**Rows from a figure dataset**
....
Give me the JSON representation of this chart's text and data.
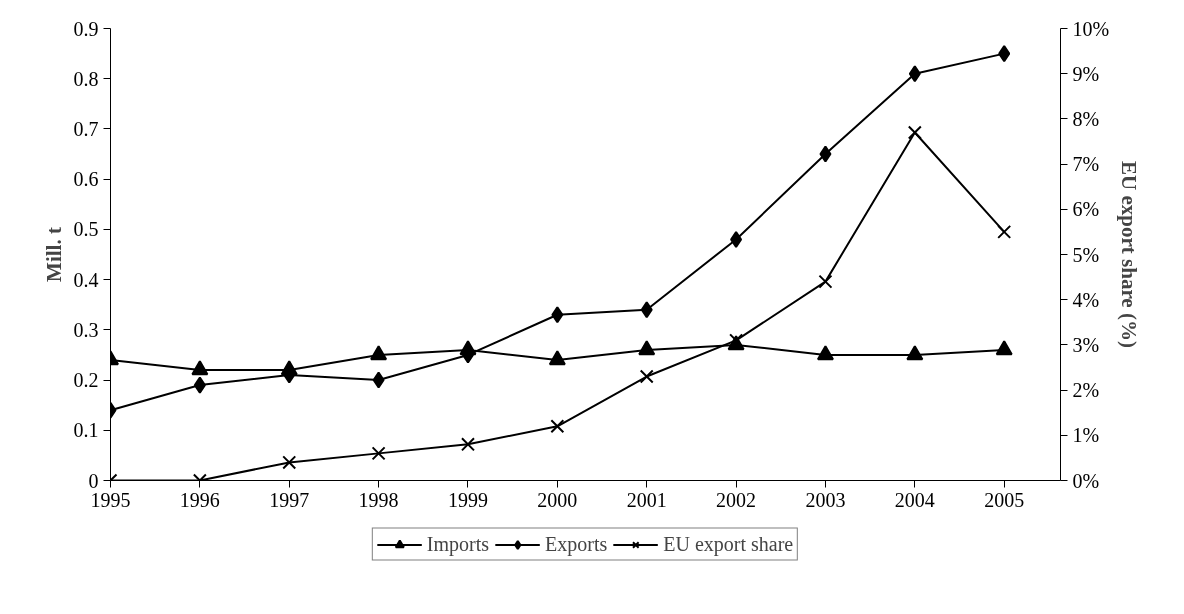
{
  "chart_data": {
    "type": "line",
    "x": [
      1995,
      1996,
      1997,
      1998,
      1999,
      2000,
      2001,
      2002,
      2003,
      2004,
      2005
    ],
    "xlim": [
      1995,
      2005.63
    ],
    "xticks": [
      1995,
      1996,
      1997,
      1998,
      1999,
      2000,
      2001,
      2002,
      2003,
      2004,
      2005
    ],
    "ylim": [
      0,
      0.9
    ],
    "yticks": [
      0,
      0.1,
      0.2,
      0.3,
      0.4,
      0.5,
      0.6,
      0.7,
      0.8,
      0.9
    ],
    "y2lim": [
      0,
      10
    ],
    "y2ticks": [
      {
        "value": 0,
        "label": "0%"
      },
      {
        "value": 1,
        "label": "1%"
      },
      {
        "value": 2,
        "label": "2%"
      },
      {
        "value": 3,
        "label": "3%"
      },
      {
        "value": 4,
        "label": "4%"
      },
      {
        "value": 5,
        "label": "5%"
      },
      {
        "value": 6,
        "label": "6%"
      },
      {
        "value": 7,
        "label": "7%"
      },
      {
        "value": 8,
        "label": "8%"
      },
      {
        "value": 9,
        "label": "9%"
      },
      {
        "value": 10,
        "label": "10%"
      }
    ],
    "ylabel": "Mill. t",
    "y2label": "EU export share (%)",
    "grid": false,
    "legend": "bottom",
    "line_style": "solid",
    "series": [
      {
        "name": "Imports",
        "color": "#000000",
        "marker": "triangle",
        "values": [
          0.24,
          0.22,
          0.22,
          0.25,
          0.26,
          0.24,
          0.26,
          0.27,
          0.25,
          0.25,
          0.26
        ]
      },
      {
        "name": "Exports",
        "color": "#000000",
        "marker": "diamond",
        "values": [
          0.14,
          0.19,
          0.21,
          0.2,
          0.25,
          0.33,
          0.34,
          0.48,
          0.65,
          0.81,
          0.85
        ]
      },
      {
        "name": "EU export share",
        "color": "#000000",
        "marker": "cross",
        "axis": "y2",
        "values": [
          0,
          0,
          0.4,
          0.6,
          0.8,
          1.2,
          2.3,
          3.1,
          4.4,
          7.7,
          5.5
        ]
      }
    ]
  }
}
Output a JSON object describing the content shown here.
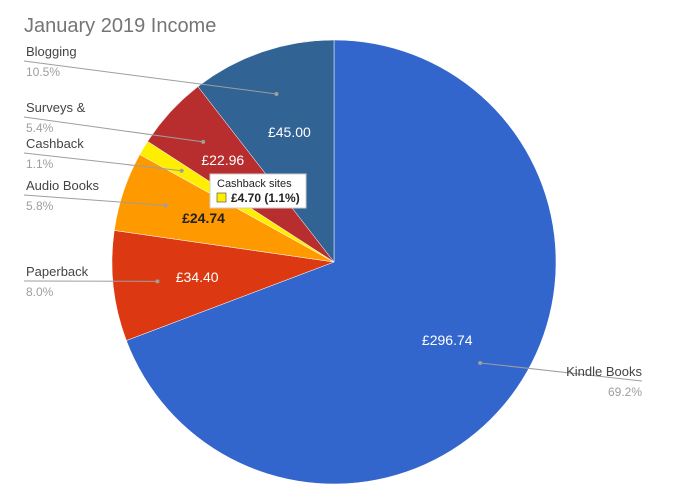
{
  "chart_data": {
    "type": "pie",
    "title": "January 2019 Income",
    "slices": [
      {
        "label": "Kindle Books",
        "value": 296.74,
        "value_label": "£296.74",
        "percent_label": "69.2%",
        "color": "#3366cc",
        "text_color": "#ffffff"
      },
      {
        "label": "Paperback",
        "value": 34.4,
        "value_label": "£34.40",
        "percent_label": "8.0%",
        "color": "#dc3912",
        "text_color": "#ffffff"
      },
      {
        "label": "Audio Books",
        "value": 24.74,
        "value_label": "£24.74",
        "percent_label": "5.8%",
        "color": "#ff9900",
        "text_color": "#222222"
      },
      {
        "label": "Cashback",
        "value": 4.7,
        "value_label": "",
        "percent_label": "1.1%",
        "color": "#ffee00",
        "text_color": "#222222"
      },
      {
        "label": "Surveys &",
        "value": 22.96,
        "value_label": "£22.96",
        "percent_label": "5.4%",
        "color": "#b82e2e",
        "text_color": "#ffffff"
      },
      {
        "label": "Blogging",
        "value": 45.0,
        "value_label": "£45.00",
        "percent_label": "10.5%",
        "color": "#316395",
        "text_color": "#ffffff"
      }
    ],
    "tooltip": {
      "title": "Cashback sites",
      "value": "£4.70 (1.1%)",
      "swatch_color": "#ffee00"
    }
  }
}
....
**Directions**
From the entries above, list each line with "share" in it.

**Full output**
    "y2label": "EU export share (%)",
        "name": "EU export share",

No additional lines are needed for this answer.